--- Begin ---
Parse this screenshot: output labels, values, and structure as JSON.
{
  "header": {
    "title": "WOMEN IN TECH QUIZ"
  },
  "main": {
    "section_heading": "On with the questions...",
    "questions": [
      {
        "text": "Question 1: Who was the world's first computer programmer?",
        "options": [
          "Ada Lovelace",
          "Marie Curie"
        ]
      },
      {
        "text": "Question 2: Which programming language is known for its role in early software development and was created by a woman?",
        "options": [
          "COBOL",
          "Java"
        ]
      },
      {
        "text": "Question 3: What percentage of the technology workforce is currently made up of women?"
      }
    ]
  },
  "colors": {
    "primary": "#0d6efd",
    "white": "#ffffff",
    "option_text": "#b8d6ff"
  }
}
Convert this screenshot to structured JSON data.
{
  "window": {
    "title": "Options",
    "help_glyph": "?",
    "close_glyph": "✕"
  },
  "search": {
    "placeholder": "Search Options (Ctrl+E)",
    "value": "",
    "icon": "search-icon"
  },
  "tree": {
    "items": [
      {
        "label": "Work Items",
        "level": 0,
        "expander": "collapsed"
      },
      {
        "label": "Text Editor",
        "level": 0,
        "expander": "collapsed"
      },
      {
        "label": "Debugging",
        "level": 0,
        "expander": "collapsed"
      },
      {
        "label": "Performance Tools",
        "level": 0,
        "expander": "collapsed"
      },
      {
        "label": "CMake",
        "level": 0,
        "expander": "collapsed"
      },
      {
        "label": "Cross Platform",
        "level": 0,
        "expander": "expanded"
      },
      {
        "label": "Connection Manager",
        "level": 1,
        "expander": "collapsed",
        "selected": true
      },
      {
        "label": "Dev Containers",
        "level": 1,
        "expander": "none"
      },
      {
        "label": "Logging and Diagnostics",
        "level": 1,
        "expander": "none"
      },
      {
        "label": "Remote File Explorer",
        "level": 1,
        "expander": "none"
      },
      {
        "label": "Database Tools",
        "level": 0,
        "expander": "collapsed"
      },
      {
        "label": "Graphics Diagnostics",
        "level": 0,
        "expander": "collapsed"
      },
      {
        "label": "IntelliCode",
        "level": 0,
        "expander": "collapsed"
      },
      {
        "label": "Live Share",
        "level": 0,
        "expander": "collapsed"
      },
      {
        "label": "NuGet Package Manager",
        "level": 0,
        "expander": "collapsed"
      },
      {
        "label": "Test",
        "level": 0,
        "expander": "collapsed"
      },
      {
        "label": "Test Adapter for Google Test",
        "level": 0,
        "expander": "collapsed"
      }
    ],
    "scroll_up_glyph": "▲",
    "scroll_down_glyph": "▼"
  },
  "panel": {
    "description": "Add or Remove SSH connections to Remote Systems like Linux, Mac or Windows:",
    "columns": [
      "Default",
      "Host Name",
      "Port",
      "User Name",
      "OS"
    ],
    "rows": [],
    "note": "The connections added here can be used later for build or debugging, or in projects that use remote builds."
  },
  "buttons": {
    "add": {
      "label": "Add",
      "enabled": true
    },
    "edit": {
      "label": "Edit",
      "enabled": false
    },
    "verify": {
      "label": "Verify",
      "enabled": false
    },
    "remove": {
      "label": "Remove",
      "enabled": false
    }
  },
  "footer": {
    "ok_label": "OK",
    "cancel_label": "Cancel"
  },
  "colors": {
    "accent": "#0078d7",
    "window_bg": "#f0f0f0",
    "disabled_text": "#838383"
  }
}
--- End ---
▶ **What you need to do**
Collect from the data above every line that includes "Manager".

▶ **Full response**
        "label": "Connection Manager",
        "label": "NuGet Package Manager",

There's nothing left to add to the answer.